### What is expected
Reproduce the items character for character, starting at the very first line and ending with the line that contains "contact-avatar[interactable] [22,132,60,170]", including that line.
──────── Exercise material ────────
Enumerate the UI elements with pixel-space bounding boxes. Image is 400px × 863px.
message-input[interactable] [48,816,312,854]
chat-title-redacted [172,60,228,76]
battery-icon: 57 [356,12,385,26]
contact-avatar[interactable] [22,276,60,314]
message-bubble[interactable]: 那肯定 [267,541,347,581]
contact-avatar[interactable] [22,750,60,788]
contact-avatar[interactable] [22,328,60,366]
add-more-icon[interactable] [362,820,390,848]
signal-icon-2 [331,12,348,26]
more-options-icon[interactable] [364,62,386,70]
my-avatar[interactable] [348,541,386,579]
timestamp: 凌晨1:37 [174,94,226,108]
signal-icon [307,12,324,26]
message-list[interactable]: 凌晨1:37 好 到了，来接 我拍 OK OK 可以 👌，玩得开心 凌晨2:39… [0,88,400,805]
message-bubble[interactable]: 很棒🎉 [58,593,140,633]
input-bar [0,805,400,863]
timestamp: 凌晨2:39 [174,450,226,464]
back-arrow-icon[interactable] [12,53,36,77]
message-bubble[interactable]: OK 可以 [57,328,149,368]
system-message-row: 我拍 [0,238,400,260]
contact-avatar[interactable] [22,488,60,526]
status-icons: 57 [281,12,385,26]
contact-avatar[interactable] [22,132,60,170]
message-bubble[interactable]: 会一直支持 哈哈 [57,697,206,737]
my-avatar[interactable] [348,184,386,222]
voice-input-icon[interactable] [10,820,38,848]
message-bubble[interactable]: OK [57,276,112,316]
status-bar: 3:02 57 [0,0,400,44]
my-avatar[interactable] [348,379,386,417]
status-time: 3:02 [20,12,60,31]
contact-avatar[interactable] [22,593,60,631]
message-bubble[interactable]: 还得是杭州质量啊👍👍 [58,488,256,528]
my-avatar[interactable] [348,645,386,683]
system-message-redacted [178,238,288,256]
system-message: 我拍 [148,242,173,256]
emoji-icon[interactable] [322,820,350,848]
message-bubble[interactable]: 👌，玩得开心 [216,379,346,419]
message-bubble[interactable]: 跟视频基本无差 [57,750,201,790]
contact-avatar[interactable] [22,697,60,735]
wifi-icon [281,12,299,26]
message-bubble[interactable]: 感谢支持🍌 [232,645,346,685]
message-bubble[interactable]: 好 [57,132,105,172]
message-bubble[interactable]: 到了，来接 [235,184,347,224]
────────
### Complete response
Enumerate the UI elements with pixel-space bounding boxes. Image is 400px × 863px.
message-input[interactable] [48,816,312,854]
chat-title-redacted [172,60,228,76]
battery-icon: 57 [356,12,385,26]
contact-avatar[interactable] [22,276,60,314]
message-bubble[interactable]: 那肯定 [267,541,347,581]
contact-avatar[interactable] [22,750,60,788]
contact-avatar[interactable] [22,328,60,366]
add-more-icon[interactable] [362,820,390,848]
signal-icon-2 [331,12,348,26]
more-options-icon[interactable] [364,62,386,70]
my-avatar[interactable] [348,541,386,579]
timestamp: 凌晨1:37 [174,94,226,108]
signal-icon [307,12,324,26]
message-list[interactable]: 凌晨1:37 好 到了，来接 我拍 OK OK 可以 👌，玩得开心 凌晨2:39… [0,88,400,805]
message-bubble[interactable]: 很棒🎉 [58,593,140,633]
input-bar [0,805,400,863]
timestamp: 凌晨2:39 [174,450,226,464]
back-arrow-icon[interactable] [12,53,36,77]
message-bubble[interactable]: OK 可以 [57,328,149,368]
system-message-row: 我拍 [0,238,400,260]
contact-avatar[interactable] [22,488,60,526]
status-icons: 57 [281,12,385,26]
contact-avatar[interactable] [22,132,60,170]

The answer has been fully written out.